Element location listings:
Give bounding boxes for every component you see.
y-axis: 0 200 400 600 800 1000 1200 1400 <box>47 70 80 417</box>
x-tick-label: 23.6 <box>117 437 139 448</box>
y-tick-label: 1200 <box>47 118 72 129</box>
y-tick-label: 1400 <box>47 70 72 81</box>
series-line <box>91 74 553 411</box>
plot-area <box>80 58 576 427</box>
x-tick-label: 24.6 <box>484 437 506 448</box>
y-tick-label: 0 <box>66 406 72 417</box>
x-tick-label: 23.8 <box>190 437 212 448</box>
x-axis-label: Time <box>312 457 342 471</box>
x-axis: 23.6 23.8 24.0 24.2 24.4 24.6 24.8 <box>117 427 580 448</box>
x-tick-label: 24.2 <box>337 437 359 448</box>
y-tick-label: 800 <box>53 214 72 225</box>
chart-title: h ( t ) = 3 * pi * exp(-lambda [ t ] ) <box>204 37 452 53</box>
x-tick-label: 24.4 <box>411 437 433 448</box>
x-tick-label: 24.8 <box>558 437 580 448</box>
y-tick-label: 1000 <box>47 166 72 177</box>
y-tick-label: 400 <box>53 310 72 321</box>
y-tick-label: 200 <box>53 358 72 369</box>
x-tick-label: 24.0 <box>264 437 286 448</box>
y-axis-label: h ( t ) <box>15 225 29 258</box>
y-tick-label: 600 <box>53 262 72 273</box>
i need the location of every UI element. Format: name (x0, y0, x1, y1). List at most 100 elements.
==
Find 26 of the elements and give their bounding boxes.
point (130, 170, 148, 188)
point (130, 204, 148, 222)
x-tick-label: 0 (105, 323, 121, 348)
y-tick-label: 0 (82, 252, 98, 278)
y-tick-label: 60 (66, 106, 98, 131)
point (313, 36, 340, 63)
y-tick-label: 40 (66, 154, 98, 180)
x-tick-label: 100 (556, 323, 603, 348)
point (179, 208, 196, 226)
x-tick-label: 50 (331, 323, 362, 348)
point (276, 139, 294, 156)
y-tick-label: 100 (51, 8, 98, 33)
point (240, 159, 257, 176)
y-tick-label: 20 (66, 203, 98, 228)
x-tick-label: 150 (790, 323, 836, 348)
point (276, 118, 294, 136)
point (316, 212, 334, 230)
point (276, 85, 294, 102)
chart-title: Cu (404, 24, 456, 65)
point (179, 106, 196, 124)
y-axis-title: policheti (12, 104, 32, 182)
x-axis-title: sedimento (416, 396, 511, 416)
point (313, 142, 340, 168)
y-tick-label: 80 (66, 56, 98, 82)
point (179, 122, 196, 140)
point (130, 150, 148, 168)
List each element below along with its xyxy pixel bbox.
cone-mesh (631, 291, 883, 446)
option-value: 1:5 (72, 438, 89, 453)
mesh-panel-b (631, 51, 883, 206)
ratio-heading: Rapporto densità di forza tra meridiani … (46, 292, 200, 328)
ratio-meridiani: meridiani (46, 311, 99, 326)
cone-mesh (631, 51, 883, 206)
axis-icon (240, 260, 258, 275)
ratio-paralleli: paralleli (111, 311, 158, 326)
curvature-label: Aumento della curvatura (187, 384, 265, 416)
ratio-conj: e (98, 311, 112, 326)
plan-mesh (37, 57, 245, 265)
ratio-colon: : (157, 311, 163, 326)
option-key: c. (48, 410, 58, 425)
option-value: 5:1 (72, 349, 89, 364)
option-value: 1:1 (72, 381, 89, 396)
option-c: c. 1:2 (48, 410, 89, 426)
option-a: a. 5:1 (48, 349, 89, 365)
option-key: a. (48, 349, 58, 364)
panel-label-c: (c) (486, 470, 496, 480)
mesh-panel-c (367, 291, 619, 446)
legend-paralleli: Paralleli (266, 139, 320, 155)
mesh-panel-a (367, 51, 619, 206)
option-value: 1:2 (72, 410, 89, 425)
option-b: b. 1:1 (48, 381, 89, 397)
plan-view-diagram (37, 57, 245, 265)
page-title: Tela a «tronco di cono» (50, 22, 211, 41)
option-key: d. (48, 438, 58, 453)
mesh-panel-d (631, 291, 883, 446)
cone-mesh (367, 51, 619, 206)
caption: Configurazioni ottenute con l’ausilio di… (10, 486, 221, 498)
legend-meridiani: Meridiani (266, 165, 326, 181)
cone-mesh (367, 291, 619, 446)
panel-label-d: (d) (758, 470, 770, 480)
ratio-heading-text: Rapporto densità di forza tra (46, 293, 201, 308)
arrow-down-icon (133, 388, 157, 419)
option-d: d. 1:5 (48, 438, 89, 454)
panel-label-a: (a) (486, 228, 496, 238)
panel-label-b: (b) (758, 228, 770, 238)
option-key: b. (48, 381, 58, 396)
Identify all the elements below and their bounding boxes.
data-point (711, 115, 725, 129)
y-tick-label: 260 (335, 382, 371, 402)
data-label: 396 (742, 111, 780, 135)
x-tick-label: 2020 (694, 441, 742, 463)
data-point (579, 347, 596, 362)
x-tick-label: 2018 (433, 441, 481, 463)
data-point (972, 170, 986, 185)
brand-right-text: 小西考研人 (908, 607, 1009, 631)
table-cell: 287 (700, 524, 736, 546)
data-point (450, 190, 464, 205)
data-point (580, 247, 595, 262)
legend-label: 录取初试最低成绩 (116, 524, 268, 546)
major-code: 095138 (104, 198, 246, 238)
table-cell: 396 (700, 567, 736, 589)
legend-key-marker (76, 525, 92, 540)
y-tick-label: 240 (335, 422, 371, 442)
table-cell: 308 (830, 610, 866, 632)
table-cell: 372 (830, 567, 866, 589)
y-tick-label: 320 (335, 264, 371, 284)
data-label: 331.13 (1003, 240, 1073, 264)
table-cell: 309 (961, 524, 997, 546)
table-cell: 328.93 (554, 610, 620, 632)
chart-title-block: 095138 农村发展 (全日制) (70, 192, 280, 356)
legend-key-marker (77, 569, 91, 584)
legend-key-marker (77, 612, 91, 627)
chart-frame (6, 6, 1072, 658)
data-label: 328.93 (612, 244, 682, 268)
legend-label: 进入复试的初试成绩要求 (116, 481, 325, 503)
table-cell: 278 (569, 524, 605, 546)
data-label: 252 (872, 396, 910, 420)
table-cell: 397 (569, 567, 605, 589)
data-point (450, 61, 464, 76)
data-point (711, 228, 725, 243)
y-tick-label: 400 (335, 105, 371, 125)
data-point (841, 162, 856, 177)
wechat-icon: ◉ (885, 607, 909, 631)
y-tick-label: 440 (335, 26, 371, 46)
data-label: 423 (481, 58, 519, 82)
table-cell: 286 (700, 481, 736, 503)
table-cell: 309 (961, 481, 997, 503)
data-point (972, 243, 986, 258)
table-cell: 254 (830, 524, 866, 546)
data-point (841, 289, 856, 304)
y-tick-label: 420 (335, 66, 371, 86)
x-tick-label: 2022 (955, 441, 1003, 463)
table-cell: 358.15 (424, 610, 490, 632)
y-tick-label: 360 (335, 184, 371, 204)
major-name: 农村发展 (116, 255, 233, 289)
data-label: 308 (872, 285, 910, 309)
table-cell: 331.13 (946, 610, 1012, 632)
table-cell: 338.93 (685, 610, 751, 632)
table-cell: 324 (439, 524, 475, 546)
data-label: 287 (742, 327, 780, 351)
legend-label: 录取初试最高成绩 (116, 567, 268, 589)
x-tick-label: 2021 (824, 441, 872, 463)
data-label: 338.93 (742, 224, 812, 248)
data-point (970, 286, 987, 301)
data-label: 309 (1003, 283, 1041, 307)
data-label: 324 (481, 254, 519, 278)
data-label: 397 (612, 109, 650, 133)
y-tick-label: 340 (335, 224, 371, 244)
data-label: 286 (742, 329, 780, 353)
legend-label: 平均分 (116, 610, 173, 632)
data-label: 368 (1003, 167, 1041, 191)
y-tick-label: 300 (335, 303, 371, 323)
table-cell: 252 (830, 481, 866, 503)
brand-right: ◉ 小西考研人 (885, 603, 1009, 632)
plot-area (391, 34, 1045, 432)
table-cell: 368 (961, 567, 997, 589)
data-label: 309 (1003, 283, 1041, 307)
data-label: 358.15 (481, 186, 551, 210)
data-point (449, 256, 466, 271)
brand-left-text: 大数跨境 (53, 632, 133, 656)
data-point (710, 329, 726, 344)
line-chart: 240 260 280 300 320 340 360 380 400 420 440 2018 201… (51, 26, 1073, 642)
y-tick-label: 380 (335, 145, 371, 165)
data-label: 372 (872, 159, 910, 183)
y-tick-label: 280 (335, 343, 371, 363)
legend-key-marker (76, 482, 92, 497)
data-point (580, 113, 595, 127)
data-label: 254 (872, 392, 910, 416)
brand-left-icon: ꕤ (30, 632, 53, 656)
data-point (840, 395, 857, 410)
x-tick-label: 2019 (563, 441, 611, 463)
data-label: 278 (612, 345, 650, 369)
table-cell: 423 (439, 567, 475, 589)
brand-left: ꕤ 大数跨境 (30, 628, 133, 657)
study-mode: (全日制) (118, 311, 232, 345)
* * *
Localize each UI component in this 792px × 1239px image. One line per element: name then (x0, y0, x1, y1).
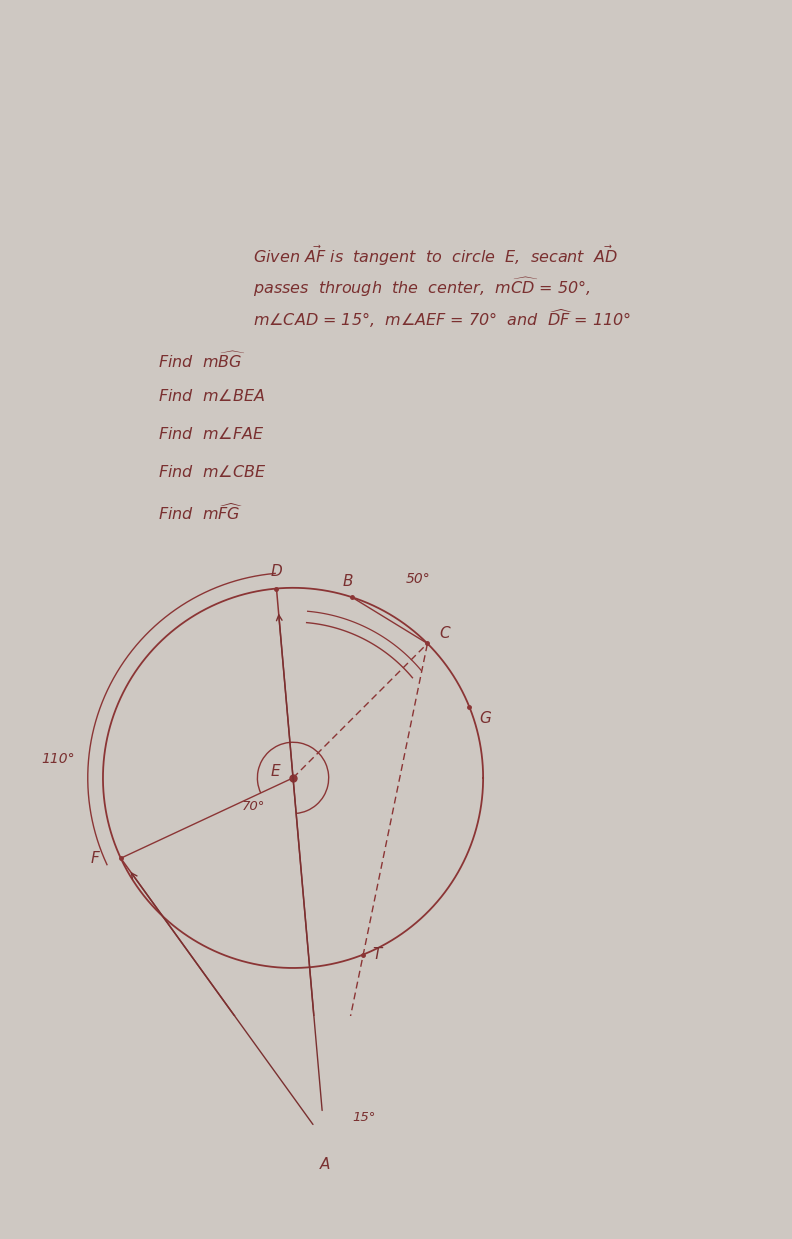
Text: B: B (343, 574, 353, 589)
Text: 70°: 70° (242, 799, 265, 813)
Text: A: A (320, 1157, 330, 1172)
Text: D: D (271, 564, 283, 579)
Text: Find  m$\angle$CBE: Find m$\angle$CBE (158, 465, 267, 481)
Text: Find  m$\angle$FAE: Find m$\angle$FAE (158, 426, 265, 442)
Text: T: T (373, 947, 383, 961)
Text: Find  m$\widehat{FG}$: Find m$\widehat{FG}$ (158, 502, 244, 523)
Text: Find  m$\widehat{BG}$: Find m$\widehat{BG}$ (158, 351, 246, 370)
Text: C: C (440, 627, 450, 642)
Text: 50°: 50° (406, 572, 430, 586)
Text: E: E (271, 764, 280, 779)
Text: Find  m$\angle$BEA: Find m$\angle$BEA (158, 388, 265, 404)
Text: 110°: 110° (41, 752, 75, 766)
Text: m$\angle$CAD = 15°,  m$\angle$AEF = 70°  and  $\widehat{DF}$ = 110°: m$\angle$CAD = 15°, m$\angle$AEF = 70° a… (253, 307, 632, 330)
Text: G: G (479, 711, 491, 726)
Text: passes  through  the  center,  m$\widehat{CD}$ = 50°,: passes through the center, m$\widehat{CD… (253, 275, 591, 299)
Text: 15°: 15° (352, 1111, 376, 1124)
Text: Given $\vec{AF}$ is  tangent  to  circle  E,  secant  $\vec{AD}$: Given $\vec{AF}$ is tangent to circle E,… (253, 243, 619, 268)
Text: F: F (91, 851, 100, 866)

» **Directive**: Print the lines of the listing starting at the line containing "Find 26 of the" and ending at the line containing "cone-mesh (631, 51, 883, 206)", with both of those lines included.

» **Solution to this exercise**:
Find 26 of the elements and give their bounding boxes.
point (130, 170, 148, 188)
point (130, 204, 148, 222)
x-tick-label: 0 (105, 323, 121, 348)
y-tick-label: 0 (82, 252, 98, 278)
y-tick-label: 60 (66, 106, 98, 131)
point (313, 36, 340, 63)
y-tick-label: 40 (66, 154, 98, 180)
x-tick-label: 100 (556, 323, 603, 348)
point (179, 208, 196, 226)
x-tick-label: 50 (331, 323, 362, 348)
point (276, 139, 294, 156)
y-tick-label: 100 (51, 8, 98, 33)
point (240, 159, 257, 176)
y-tick-label: 20 (66, 203, 98, 228)
x-tick-label: 150 (790, 323, 836, 348)
point (276, 118, 294, 136)
point (316, 212, 334, 230)
point (276, 85, 294, 102)
chart-title: Cu (404, 24, 456, 65)
point (179, 106, 196, 124)
y-axis-title: policheti (12, 104, 32, 182)
x-axis-title: sedimento (416, 396, 511, 416)
point (313, 142, 340, 168)
y-tick-label: 80 (66, 56, 98, 82)
point (179, 122, 196, 140)
point (130, 150, 148, 168)
List each element below along with its xyxy pixel bbox.
cone-mesh (631, 291, 883, 446)
option-value: 1:5 (72, 438, 89, 453)
mesh-panel-b (631, 51, 883, 206)
ratio-heading: Rapporto densità di forza tra meridiani … (46, 292, 200, 328)
ratio-meridiani: meridiani (46, 311, 99, 326)
cone-mesh (631, 51, 883, 206)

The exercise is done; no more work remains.